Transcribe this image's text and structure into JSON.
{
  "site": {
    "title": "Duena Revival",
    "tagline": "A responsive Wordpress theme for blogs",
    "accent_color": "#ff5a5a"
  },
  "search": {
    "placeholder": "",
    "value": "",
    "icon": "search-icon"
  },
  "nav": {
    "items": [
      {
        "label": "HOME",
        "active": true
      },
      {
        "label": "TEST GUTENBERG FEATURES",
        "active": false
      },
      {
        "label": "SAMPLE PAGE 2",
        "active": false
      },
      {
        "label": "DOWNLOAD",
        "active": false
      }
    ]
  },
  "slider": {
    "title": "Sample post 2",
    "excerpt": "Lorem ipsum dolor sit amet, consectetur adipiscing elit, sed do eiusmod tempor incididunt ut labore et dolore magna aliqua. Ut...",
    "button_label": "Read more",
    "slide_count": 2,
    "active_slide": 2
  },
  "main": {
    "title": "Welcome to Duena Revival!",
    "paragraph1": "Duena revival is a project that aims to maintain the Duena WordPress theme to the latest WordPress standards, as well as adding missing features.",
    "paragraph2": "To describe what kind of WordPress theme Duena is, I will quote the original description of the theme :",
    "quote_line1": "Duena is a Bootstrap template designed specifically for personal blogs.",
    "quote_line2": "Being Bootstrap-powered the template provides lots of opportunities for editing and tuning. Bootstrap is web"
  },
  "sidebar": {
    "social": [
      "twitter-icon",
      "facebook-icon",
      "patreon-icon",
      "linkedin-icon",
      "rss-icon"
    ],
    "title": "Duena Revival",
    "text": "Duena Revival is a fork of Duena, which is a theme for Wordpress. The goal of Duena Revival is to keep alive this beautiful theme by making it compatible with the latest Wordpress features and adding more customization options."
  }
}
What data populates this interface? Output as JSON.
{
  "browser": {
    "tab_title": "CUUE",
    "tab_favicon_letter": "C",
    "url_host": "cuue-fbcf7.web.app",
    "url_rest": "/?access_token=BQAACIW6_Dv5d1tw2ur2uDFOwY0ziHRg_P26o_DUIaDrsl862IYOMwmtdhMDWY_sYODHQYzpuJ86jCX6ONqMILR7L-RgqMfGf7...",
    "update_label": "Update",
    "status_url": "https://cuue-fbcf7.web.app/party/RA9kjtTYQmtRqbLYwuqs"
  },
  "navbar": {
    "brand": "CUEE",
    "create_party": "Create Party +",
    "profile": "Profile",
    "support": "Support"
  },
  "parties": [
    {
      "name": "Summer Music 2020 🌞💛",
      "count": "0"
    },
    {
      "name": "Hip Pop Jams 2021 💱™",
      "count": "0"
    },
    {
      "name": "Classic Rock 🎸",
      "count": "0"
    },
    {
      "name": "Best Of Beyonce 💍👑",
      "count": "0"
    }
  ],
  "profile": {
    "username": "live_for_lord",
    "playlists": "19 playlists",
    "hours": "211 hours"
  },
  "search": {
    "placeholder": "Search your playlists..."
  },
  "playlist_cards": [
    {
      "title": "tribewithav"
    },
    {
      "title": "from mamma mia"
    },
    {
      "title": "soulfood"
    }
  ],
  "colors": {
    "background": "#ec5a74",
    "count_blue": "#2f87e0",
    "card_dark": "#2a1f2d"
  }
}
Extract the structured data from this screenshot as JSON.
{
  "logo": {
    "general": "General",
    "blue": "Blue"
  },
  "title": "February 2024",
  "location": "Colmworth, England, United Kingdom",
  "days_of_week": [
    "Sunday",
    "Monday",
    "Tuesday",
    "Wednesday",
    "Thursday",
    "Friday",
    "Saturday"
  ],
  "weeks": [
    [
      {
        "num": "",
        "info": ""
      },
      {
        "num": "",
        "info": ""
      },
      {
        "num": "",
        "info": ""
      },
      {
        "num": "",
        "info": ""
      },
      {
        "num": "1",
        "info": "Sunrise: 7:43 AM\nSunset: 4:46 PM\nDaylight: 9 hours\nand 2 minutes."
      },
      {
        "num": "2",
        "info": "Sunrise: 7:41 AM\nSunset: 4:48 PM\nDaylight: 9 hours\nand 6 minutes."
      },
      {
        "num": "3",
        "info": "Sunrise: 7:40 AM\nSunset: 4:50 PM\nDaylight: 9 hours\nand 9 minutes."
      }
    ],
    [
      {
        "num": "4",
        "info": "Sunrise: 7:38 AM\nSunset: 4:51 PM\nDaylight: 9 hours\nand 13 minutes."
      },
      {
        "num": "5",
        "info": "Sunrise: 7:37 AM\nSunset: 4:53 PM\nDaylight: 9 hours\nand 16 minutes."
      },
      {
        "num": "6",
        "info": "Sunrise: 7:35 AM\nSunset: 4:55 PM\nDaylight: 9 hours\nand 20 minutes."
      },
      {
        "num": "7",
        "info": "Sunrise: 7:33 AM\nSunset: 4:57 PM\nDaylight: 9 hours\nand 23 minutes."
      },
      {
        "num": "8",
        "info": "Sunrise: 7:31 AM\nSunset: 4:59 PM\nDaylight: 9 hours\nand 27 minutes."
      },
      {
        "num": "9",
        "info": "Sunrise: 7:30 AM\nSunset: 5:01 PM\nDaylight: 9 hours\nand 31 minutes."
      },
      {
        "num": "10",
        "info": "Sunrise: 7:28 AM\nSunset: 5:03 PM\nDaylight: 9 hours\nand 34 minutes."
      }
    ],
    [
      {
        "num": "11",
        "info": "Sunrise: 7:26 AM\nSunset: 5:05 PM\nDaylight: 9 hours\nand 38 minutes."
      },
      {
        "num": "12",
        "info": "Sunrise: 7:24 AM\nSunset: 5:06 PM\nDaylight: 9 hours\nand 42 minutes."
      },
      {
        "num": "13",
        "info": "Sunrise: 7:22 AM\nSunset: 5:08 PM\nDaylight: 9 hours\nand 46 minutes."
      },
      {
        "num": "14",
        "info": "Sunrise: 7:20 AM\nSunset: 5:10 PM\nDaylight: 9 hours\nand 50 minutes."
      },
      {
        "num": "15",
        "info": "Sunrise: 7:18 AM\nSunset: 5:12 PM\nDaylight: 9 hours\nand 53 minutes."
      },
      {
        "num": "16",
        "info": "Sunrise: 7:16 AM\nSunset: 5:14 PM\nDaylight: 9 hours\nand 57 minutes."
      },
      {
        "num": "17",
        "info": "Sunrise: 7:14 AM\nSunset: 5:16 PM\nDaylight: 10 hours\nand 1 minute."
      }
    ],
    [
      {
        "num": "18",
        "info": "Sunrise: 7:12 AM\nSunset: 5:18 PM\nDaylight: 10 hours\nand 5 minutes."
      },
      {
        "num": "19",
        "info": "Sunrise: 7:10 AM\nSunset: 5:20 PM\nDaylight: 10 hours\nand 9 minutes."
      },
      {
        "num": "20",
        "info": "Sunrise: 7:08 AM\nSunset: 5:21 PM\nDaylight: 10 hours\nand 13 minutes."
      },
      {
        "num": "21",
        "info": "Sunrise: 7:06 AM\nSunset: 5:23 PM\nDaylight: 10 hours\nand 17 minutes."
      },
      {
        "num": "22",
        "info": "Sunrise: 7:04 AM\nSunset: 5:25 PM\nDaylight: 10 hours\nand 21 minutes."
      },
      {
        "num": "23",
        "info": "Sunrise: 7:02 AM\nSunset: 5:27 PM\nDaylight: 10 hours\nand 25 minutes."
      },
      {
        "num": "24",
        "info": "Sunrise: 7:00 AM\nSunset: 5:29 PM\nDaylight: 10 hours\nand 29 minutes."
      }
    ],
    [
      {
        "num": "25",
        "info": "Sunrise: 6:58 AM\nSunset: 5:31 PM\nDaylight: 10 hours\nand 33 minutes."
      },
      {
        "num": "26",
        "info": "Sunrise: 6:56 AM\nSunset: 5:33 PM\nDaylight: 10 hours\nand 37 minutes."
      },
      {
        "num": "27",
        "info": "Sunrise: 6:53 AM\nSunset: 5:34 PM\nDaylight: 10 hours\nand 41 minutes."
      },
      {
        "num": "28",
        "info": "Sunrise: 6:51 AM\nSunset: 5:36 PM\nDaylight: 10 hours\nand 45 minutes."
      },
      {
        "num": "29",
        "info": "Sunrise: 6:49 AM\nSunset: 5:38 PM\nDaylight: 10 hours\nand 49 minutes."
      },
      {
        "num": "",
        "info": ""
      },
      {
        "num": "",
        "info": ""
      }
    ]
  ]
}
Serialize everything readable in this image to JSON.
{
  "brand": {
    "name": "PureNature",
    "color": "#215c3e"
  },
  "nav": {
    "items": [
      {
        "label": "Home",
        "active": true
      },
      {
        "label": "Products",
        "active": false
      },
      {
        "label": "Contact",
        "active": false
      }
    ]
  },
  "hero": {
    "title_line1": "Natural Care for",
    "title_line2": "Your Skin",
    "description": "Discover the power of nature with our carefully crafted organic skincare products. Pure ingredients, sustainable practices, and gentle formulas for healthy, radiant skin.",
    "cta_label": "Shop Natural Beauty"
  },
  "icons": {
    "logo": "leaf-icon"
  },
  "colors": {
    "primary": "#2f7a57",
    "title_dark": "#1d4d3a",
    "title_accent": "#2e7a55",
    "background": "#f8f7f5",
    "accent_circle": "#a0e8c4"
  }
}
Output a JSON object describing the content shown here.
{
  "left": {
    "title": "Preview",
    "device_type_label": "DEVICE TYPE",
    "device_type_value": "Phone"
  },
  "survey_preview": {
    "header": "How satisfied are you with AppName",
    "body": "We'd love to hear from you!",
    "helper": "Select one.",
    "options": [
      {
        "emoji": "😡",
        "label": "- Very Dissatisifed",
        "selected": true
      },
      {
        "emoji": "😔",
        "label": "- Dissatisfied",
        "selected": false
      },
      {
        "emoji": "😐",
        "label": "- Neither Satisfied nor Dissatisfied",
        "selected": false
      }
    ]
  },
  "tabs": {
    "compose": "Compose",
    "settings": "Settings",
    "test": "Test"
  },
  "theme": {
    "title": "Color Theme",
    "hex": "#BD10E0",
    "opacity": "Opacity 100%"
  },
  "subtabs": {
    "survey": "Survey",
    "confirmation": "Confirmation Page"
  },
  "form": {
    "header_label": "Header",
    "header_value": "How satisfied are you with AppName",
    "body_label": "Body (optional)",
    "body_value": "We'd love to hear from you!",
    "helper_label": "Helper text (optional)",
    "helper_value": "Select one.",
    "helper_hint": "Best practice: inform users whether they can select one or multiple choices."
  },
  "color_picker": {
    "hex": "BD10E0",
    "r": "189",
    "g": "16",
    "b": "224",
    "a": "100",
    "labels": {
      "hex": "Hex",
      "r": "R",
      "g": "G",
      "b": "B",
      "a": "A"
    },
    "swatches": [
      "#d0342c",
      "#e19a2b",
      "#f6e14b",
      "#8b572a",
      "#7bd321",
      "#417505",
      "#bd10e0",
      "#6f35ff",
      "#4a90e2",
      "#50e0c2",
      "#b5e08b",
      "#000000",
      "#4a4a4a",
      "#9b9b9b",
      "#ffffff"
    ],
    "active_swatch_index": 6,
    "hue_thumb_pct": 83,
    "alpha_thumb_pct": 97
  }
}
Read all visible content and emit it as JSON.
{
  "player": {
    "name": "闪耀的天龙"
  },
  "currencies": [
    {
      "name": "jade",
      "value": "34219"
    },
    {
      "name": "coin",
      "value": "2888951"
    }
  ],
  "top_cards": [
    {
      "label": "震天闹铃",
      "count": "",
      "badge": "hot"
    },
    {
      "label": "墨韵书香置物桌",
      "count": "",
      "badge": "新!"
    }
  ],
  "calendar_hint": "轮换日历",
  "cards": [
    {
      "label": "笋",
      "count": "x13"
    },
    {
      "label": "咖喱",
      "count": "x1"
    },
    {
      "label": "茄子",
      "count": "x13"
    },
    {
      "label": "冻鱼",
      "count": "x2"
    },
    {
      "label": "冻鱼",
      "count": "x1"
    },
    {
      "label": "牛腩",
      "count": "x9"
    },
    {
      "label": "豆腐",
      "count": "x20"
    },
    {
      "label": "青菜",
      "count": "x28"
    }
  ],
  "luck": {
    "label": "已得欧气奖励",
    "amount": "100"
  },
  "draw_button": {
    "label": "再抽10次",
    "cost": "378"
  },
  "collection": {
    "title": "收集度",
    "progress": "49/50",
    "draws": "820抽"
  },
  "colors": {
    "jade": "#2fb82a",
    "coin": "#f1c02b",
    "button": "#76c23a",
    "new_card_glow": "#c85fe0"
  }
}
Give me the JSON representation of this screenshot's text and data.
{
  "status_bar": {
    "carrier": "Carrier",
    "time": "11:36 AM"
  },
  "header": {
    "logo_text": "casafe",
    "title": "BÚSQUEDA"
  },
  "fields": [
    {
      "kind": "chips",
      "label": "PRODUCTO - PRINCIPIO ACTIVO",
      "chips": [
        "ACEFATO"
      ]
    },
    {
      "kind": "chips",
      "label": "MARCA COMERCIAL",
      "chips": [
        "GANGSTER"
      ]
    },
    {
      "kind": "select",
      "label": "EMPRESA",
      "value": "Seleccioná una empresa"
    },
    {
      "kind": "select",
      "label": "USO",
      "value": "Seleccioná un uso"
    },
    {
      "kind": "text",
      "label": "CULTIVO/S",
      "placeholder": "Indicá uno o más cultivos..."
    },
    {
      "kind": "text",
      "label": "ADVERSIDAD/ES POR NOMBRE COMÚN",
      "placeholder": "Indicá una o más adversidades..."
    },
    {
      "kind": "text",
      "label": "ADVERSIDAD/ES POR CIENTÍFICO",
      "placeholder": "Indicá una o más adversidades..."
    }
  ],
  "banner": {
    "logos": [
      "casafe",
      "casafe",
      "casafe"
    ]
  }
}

================

- **EXERCISE REQUIREMENTS**: Select and copy every line of the material that holds the string "JSON".

- **EXERCISE RESULT**:
Transcribe this image's text and structure into JSON.
What data populates this interface? Output as JSON.
Extract the structured data from this screenshot as JSON.
Serialize everything readable in this image to JSON.
Output a JSON object describing the content shown here.
Read all visible content and emit it as JSON.
Give me the JSON representation of this screenshot's text and data.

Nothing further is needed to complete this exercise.